Ru gefällt es auch. Während sie auf der Fahrt ruhig auf ihrer Decke liegt und sogar teilweise schläft, genießt sie jetzt die Freiheit und checkt gleich einmal alles ab. Außerdem kommt sie ihrem Job als Wachhund großartig nach, als hätte sie nie etwas anderes gemacht. Pinz und wir sind nun ihr Rudel, die sie vehement verteidigt, wenn sich ein Fremder nähert.
Wir sind müde und kehren in einen kleinen Imbiss am See ein. Nach zwei großen Bier, gebackenem Käse mit Pommes und Sauce Tatar, übrigens das einzige Gericht hier, geht es ab ins Bett.
02.06.
Mittlerweile sind wir in Warschau angekommen und haben ungefähr die Hälfte des Weges bis zum Treffpunkt in Lettland hinter uns. Zumindest hoffen wir auf ein Treffen mit allen, denn Ferdinand hat heute Früh verzweifelt angerufen. Er hängt in Brünn fest, da der G plötzlich nicht mehr anspringt. Probleme mit der Elektronik sollen es sein und er hofft, dass ihm morgen in der Werkstatt geholfen werden kann. Naja, besser der G zeigt jetzt seine Schwachstellen, als später irgendwo in der Mongolei, wo es dann keine Hilfe mehr gibt.
Unser Pinz läuft brav dahin und braucht sogar weniger Benzin als gedacht, nicht einmal 18 Liter auf 100 Kilometer.

Gespeicherte Einträge:
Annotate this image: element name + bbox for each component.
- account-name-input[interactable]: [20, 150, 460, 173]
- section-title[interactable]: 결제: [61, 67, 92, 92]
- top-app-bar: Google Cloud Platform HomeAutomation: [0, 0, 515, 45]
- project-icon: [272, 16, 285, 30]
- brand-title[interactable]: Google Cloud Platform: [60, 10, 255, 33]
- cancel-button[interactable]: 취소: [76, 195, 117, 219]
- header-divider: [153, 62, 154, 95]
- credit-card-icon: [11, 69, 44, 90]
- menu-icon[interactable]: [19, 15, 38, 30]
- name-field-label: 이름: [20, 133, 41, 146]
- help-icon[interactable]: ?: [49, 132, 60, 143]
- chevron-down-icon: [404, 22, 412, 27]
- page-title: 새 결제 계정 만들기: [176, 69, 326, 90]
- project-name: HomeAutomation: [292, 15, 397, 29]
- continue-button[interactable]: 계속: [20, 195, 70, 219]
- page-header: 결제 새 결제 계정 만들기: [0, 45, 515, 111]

*ANWEISUNGEN*.
a – Nenne alle Länder und Städte, die im Textabschnitt erwähnt werden.
b – Gib die Zeilen der Auflistung unverändert aus, beginnend mit ihrer ersten Zeile bis einschließlich der Zeile mit "- project-icon: [272, 16, 285, 30]".

*ERGEBNISSE DER AUFGABEN*.
a – Warschau, Lettland, Brünn, Mongolei

b –
Annotate this image: element name + bbox for each component.
- account-name-input[interactable]: [20, 150, 460, 173]
- section-title[interactable]: 결제: [61, 67, 92, 92]
- top-app-bar: Google Cloud Platform HomeAutomation: [0, 0, 515, 45]
- project-icon: [272, 16, 285, 30]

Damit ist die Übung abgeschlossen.